WHAT IS REQUIRED
Under this task are some entries; return every one of them exactly.

BEGIN INFORMATION SHOWN

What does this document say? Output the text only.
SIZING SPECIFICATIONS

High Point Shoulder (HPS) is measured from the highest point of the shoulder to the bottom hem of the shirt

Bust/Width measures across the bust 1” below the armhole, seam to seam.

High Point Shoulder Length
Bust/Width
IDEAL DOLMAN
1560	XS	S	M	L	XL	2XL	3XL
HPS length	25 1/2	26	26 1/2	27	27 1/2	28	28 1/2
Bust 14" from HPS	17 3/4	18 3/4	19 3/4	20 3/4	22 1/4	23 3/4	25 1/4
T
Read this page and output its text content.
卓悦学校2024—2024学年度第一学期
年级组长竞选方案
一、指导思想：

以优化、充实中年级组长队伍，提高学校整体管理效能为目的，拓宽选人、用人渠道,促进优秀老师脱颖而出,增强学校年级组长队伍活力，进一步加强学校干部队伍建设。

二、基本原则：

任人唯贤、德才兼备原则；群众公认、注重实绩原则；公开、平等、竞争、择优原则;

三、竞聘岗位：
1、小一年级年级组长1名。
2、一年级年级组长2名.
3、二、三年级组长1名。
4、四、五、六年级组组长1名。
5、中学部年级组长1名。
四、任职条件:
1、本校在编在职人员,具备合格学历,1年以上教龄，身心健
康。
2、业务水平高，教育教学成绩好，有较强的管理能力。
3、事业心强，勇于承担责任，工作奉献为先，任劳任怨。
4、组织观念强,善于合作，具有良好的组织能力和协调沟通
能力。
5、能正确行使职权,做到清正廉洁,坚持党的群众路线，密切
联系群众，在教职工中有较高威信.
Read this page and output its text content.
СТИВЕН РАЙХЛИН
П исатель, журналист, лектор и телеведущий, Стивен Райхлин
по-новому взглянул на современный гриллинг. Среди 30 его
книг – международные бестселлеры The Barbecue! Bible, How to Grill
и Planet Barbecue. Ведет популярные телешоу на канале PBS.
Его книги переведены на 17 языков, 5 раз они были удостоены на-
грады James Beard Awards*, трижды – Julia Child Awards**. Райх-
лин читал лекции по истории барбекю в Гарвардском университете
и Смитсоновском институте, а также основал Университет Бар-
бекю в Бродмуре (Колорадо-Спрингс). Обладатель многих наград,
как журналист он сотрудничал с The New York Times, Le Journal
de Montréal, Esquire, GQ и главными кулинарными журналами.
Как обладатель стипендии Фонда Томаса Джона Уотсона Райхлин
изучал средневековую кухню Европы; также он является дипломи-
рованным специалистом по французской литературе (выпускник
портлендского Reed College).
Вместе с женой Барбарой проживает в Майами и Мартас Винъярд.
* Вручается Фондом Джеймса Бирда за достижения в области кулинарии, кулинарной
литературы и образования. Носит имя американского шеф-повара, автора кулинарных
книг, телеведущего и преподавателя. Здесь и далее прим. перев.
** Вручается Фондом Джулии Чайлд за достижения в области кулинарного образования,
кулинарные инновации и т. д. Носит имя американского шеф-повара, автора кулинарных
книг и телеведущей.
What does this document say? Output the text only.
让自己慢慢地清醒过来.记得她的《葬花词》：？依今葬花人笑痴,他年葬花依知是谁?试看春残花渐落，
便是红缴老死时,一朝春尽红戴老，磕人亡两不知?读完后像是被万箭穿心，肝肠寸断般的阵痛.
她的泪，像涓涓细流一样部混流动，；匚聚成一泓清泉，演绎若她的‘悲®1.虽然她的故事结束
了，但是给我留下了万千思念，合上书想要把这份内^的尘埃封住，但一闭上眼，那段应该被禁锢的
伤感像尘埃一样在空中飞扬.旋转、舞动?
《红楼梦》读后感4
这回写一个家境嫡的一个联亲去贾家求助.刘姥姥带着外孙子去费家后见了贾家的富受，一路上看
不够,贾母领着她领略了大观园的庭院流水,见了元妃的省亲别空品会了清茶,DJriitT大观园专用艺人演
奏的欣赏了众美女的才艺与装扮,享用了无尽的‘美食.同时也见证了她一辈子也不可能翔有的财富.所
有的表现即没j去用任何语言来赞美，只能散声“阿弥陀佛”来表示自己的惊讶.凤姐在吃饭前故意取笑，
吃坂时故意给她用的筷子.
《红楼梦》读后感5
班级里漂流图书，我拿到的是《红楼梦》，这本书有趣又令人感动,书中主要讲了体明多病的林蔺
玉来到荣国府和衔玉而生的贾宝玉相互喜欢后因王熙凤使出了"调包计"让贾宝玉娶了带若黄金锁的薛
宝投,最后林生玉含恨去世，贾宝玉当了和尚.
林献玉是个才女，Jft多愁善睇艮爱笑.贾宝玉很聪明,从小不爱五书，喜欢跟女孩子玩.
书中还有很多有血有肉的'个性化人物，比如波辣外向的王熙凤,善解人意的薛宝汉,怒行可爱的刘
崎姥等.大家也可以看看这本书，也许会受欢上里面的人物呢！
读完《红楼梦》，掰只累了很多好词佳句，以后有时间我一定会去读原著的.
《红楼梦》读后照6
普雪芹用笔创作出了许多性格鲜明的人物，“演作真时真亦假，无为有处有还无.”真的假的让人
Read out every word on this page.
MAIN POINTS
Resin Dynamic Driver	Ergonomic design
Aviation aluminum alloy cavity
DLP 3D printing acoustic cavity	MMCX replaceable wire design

END INFORMATION SHOWN

THE REPLY
What does this document say? Output the text only.
SIZING SPECIFICATIONS

High Point Shoulder (HPS) is measured from the highest point of the shoulder to the bottom hem of the shirt

Bust/Width measures across the bust 1” below the armhole, seam to seam.

High Point Shoulder Length
Bust/Width
IDEAL DOLMAN
1560	XS	S	M	L	XL	2XL	3XL
HPS length	25 1/2	26	26 1/2	27	27 1/2	28	28 1/2
Bust 14" from HPS	17 3/4	18 3/4	19 3/4	20 3/4	22 1/4	23 3/4	25 1/4
T
Read this page and output its text content.
卓悦学校2024—2024学年度第一学期
年级组长竞选方案
一、指导思想：

以优化、充实中年级组长队伍，提高学校整体管理效能为目的，拓宽选人、用人渠道,促进优秀老师脱颖而出,增强学校年级组长队伍活力，进一步加强学校干部队伍建设。

二、基本原则：

任人唯贤、德才兼备原则；群众公认、注重实绩原则；公开、平等、竞争、择优原则;

三、竞聘岗位：
1、小一年级年级组长1名。
2、一年级年级组长2名.
3、二、三年级组长1名。
4、四、五、六年级组组长1名。
5、中学部年级组长1名。
四、任职条件:
1、本校在编在职人员,具备合格学历,1年以上教龄，身心健
康。
2、业务水平高，教育教学成绩好，有较强的管理能力。
3、事业心强，勇于承担责任，工作奉献为先，任劳任怨。
4、组织观念强,善于合作，具有良好的组织能力和协调沟通
能力。
5、能正确行使职权,做到清正廉洁,坚持党的群众路线，密切
联系群众，在教职工中有较高威信.
Read this page and output its text content.
СТИВЕН РАЙХЛИН
П исатель, журналист, лектор и телеведущий, Стивен Райхлин
по-новому взглянул на современный гриллинг. Среди 30 его
книг – международные бестселлеры The Barbecue! Bible, How to Grill
и Planet Barbecue. Ведет популярные телешоу на канале PBS.
Его книги переведены на 17 языков, 5 раз они были удостоены на-
грады James Beard Awards*, трижды – Julia Child Awards**. Райх-
лин читал лекции по истории барбекю в Гарвардском университете
и Смитсоновском институте, а также основал Университет Бар-
бекю в Бродмуре (Колорадо-Спрингс). Обладатель многих наград,
как журналист он сотрудничал с The New York Times, Le Journal
de Montréal, Esquire, GQ и главными кулинарными журналами.
Как обладатель стипендии Фонда Томаса Джона Уотсона Райхлин
изучал средневековую кухню Европы; также он является дипломи-
рованным специалистом по французской литературе (выпускник
портлендского Reed College).
Вместе с женой Барбарой проживает в Майами и Мартас Винъярд.
* Вручается Фондом Джеймса Бирда за достижения в области кулинарии, кулинарной
литературы и образования. Носит имя американского шеф-повара, автора кулинарных
книг, телеведущего и преподавателя. Здесь и далее прим. перев.
** Вручается Фондом Джулии Чайлд за достижения в области кулинарного образования,
кулинарные инновации и т. д. Носит имя американского шеф-повара, автора кулинарных
книг и телеведущей.
What does this document say? Output the text only.
让自己慢慢地清醒过来.记得她的《葬花词》：？依今葬花人笑痴,他年葬花依知是谁?试看春残花渐落，
便是红缴老死时,一朝春尽红戴老，磕人亡两不知?读完后像是被万箭穿心，肝肠寸断般的阵痛.
她的泪，像涓涓细流一样部混流动，；匚聚成一泓清泉，演绎若她的‘悲®1.虽然她的故事结束
了，但是给我留下了万千思念，合上书想要把这份内^的尘埃封住，但一闭上眼，那段应该被禁锢的
伤感像尘埃一样在空中飞扬.旋转、舞动?
《红楼梦》读后感4
这回写一个家境嫡的一个联亲去贾家求助.刘姥姥带着外孙子去费家后见了贾家的富受，一路上看
不够,贾母领着她领略了大观园的庭院流水,见了元妃的省亲别空品会了清茶,DJriitT大观园专用艺人演
奏的欣赏了众美女的才艺与装扮,享用了无尽的‘美食.同时也见证了她一辈子也不可能翔有的财富.所
有的表现即没j去用任何语言来赞美，只能散声“阿弥陀佛”来表示自己的惊讶.凤姐在吃饭前故意取笑，
吃坂时故意给她用的筷子.
《红楼梦》读后感5
班级里漂流图书，我拿到的是《红楼梦》，这本书有趣又令人感动,书中主要讲了体明多病的林蔺
玉来到荣国府和衔玉而生的贾宝玉相互喜欢后因王熙凤使出了"调包计"让贾宝玉娶了带若黄金锁的薛
宝投,最后林生玉含恨去世，贾宝玉当了和尚.
林献玉是个才女，Jft多愁善睇艮爱笑.贾宝玉很聪明,从小不爱五书，喜欢跟女孩子玩.
书中还有很多有血有肉的'个性化人物，比如波辣外向的王熙凤,善解人意的薛宝汉,怒行可爱的刘
崎姥等.大家也可以看看这本书，也许会受欢上里面的人物呢！
读完《红楼梦》，掰只累了很多好词佳句，以后有时间我一定会去读原著的.
《红楼梦》读后照6
普雪芹用笔创作出了许多性格鲜明的人物，“演作真时真亦假，无为有处有还无.”真的假的让人
Read out every word on this page.
MAIN POINTS
Resin Dynamic Driver	Ergonomic design
Aviation aluminum alloy cavity
DLP 3D printing acoustic cavity	MMCX replaceable wire design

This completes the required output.